-- Goal --
Scan the entries below for the word "Unclassified". Copy each line that has it.

[Source records]
## START

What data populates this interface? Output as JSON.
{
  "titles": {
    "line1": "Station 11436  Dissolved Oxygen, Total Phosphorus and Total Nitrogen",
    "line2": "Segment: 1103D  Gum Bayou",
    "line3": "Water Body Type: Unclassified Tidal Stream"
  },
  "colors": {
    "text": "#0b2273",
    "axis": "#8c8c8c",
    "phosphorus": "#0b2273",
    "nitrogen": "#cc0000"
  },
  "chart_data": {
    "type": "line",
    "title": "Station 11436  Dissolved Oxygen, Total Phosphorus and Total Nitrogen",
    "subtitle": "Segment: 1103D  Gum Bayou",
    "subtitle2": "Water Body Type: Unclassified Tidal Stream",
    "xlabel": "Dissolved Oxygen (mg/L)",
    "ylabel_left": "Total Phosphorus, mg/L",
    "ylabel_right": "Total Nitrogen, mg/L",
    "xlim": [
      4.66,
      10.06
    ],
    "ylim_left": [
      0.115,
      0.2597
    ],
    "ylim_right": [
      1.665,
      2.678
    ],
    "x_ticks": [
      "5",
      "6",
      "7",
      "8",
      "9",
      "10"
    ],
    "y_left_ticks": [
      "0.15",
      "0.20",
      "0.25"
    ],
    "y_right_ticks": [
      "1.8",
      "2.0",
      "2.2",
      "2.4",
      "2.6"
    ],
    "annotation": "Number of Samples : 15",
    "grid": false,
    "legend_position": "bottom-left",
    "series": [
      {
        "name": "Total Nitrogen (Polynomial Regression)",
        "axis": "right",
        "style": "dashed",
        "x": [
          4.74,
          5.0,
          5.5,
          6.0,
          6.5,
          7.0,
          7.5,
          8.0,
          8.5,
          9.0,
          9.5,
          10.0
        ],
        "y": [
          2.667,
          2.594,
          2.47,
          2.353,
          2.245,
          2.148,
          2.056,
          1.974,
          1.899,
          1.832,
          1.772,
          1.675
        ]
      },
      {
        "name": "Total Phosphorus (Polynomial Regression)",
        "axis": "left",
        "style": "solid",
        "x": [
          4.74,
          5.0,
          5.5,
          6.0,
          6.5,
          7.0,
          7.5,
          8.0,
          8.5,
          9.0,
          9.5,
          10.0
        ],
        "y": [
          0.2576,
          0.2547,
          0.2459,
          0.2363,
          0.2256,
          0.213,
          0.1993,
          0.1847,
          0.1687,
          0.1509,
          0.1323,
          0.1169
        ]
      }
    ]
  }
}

## END

-- Correct answer --
    "line3": "Water Body Type: Unclassified Tidal Stream"
    "subtitle2": "Water Body Type: Unclassified Tidal Stream",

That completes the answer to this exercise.